To do
Return each line containing the string "volwassenen".

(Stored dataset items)
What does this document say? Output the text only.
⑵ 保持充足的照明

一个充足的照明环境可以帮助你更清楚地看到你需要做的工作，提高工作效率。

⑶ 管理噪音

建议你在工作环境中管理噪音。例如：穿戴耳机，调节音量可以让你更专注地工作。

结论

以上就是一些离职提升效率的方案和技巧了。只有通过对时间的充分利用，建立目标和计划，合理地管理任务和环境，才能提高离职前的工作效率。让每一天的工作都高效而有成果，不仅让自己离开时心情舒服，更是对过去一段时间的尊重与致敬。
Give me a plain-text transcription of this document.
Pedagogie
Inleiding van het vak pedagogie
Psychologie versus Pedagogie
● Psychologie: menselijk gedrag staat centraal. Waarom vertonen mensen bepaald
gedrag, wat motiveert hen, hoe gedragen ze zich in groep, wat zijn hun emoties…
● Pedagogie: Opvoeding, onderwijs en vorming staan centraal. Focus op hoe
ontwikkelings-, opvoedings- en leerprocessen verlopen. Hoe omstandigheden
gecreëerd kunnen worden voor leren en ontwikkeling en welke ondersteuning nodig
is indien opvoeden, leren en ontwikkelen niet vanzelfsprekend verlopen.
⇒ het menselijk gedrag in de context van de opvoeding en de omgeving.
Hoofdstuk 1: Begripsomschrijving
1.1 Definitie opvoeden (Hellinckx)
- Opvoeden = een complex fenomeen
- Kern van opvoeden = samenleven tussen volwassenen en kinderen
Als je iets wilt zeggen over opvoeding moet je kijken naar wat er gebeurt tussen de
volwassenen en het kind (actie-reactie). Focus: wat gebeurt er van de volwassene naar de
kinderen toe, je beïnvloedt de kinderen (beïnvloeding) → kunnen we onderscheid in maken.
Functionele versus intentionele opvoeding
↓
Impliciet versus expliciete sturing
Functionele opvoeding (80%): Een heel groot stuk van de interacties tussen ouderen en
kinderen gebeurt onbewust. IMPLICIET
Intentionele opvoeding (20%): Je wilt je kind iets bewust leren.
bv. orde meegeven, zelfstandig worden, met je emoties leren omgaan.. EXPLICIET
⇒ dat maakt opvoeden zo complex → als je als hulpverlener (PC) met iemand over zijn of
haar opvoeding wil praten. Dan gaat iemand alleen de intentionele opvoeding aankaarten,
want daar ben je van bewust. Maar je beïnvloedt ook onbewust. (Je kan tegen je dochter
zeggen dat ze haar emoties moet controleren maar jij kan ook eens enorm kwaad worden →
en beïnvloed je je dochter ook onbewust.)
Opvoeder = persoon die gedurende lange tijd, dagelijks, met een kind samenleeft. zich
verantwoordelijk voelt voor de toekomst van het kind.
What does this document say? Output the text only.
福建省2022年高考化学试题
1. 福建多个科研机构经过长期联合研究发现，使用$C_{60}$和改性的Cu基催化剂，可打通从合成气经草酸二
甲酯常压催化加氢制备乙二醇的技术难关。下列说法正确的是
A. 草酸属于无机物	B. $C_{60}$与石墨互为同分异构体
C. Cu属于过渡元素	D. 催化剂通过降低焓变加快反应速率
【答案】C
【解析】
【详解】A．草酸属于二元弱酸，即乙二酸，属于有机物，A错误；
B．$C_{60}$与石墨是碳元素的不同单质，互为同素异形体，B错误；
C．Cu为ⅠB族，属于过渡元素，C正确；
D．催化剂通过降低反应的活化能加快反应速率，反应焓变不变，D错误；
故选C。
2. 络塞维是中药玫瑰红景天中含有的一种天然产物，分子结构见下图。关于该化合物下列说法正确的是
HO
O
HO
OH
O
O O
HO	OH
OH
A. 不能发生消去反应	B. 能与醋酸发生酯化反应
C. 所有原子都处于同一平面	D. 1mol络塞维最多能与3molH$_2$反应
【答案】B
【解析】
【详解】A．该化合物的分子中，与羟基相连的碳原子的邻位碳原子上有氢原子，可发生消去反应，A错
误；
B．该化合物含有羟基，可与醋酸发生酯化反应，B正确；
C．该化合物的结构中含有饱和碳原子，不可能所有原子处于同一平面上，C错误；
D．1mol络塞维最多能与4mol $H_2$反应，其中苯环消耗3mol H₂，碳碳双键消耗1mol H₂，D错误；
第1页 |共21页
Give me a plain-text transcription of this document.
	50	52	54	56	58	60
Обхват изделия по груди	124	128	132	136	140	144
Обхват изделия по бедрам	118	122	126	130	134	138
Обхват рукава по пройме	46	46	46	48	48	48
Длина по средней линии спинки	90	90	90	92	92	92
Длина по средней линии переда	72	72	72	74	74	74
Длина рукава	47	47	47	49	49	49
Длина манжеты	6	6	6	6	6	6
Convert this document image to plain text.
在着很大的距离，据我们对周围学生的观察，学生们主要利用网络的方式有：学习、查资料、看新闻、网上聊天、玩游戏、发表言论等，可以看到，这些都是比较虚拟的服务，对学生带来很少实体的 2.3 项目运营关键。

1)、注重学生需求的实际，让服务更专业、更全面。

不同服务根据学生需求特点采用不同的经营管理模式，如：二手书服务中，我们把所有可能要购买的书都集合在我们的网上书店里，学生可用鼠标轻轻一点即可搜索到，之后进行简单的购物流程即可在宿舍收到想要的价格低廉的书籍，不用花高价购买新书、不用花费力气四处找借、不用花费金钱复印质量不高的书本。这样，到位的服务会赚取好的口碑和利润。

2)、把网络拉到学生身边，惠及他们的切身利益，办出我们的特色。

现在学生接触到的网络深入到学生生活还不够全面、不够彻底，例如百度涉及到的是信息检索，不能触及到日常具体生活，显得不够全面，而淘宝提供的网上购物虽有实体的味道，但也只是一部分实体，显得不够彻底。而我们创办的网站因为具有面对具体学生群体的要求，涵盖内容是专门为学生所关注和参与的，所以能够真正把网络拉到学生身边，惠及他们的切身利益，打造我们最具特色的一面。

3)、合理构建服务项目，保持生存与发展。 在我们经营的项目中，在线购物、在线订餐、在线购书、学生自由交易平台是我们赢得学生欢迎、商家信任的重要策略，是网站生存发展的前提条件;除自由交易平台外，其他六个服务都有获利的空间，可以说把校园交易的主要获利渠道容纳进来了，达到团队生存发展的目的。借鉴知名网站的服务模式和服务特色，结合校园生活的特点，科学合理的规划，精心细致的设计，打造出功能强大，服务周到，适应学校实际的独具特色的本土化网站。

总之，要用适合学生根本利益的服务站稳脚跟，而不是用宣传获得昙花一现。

Output of the exercise
- Kern van opvoeden = samenleven tussen volwassenen en kinderen
volwassenen en het kind (actie-reactie). Focus: wat gebeurt er van de volwassene naar de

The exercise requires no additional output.